» Written request: Take the records underneath and set them down exactly.

[Dataset records start]

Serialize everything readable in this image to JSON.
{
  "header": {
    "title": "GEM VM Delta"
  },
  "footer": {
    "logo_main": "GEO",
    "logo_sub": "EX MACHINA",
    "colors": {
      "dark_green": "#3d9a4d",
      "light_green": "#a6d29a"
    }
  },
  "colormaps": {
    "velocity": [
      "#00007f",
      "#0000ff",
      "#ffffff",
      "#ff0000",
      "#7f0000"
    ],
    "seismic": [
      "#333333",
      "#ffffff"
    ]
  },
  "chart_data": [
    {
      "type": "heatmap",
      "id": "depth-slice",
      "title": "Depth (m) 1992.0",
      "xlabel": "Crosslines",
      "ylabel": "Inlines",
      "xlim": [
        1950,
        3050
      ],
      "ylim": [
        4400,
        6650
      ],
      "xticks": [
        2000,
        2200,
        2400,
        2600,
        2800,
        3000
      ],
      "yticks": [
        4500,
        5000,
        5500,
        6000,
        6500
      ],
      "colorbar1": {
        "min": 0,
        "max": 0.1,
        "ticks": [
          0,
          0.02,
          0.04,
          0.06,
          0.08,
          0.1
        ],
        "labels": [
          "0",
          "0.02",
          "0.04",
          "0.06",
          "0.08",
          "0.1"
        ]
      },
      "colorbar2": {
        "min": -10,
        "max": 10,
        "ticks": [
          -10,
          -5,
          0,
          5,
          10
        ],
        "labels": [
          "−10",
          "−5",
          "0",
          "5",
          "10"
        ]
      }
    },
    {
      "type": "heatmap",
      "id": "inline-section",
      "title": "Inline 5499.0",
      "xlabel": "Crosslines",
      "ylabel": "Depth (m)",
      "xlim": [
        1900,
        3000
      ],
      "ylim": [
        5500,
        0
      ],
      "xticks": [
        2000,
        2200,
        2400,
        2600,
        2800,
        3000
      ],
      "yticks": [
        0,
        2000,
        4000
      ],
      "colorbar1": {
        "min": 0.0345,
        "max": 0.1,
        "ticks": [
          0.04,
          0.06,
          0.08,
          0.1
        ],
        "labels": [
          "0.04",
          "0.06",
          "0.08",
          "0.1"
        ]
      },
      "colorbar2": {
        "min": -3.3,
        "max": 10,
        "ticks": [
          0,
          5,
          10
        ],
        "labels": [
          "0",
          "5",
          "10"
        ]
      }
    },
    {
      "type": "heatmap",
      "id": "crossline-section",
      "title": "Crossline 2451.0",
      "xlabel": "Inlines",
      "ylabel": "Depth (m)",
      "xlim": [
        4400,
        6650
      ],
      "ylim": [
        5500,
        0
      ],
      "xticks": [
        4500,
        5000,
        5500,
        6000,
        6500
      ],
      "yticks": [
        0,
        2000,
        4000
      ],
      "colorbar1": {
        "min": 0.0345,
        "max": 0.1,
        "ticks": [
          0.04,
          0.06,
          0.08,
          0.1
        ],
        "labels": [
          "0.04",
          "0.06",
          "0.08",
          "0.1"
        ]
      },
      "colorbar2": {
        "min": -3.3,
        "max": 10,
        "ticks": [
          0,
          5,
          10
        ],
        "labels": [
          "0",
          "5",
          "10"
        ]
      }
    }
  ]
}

[Dataset records end]

» Answer to the problem:
Serialize everything readable in this image to JSON.
{
  "header": {
    "title": "GEM VM Delta"
  },
  "footer": {
    "logo_main": "GEO",
    "logo_sub": "EX MACHINA",
    "colors": {
      "dark_green": "#3d9a4d",
      "light_green": "#a6d29a"
    }
  },
  "colormaps": {
    "velocity": [
      "#00007f",
      "#0000ff",
      "#ffffff",
      "#ff0000",
      "#7f0000"
    ],
    "seismic": [
      "#333333",
      "#ffffff"
    ]
  },
  "chart_data": [
    {
      "type": "heatmap",
      "id": "depth-slice",
      "title": "Depth (m) 1992.0",
      "xlabel": "Crosslines",
      "ylabel": "Inlines",
      "xlim": [
        1950,
        3050
      ],
      "ylim": [
        4400,
        6650
      ],
      "xticks": [
        2000,
        2200,
        2400,
        2600,
        2800,
        3000
      ],
      "yticks": [
        4500,
        5000,
        5500,
        6000,
        6500
      ],
      "colorbar1": {
        "min": 0,
        "max": 0.1,
        "ticks": [
          0,
          0.02,
          0.04,
          0.06,
          0.08,
          0.1
        ],
        "labels": [
          "0",
          "0.02",
          "0.04",
          "0.06",
          "0.08",
          "0.1"
        ]
      },
      "colorbar2": {
        "min": -10,
        "max": 10,
        "ticks": [
          -10,
          -5,
          0,
          5,
          10
        ],
        "labels": [
          "−10",
          "−5",
          "0",
          "5",
          "10"
        ]
      }
    },
    {
      "type": "heatmap",
      "id": "inline-section",
      "title": "Inline 5499.0",
      "xlabel": "Crosslines",
      "ylabel": "Depth (m)",
      "xlim": [
        1900,
        3000
      ],
      "ylim": [
        5500,
        0
      ],
      "xticks": [
        2000,
        2200,
        2400,
        2600,
        2800,
        3000
      ],
      "yticks": [
        0,
        2000,
        4000
      ],
      "colorbar1": {
        "min": 0.0345,
        "max": 0.1,
        "ticks": [
          0.04,
          0.06,
          0.08,
          0.1
        ],
        "labels": [
          "0.04",
          "0.06",
          "0.08",
          "0.1"
        ]
      },
      "colorbar2": {
        "min": -3.3,
        "max": 10,
        "ticks": [
          0,
          5,
          10
        ],
        "labels": [
          "0",
          "5",
          "10"
        ]
      }
    },
    {
      "type": "heatmap",
      "id": "crossline-section",
      "title": "Crossline 2451.0",
      "xlabel": "Inlines",
      "ylabel": "Depth (m)",
      "xlim": [
        4400,
        6650
      ],
      "ylim": [
        5500,
        0
      ],
      "xticks": [
        4500,
        5000,
        5500,
        6000,
        6500
      ],
      "yticks": [
        0,
        2000,
        4000
      ],
      "colorbar1": {
        "min": 0.0345,
        "max": 0.1,
        "ticks": [
          0.04,
          0.06,
          0.08,
          0.1
        ],
        "labels": [
          "0.04",
          "0.06",
          "0.08",
          "0.1"
        ]
      },
      "colorbar2": {
        "min": -3.3,
        "max": 10,
        "ticks": [
          0,
          5,
          10
        ],
        "labels": [
          "0",
          "5",
          "10"
        ]
      }
    }
  ]
}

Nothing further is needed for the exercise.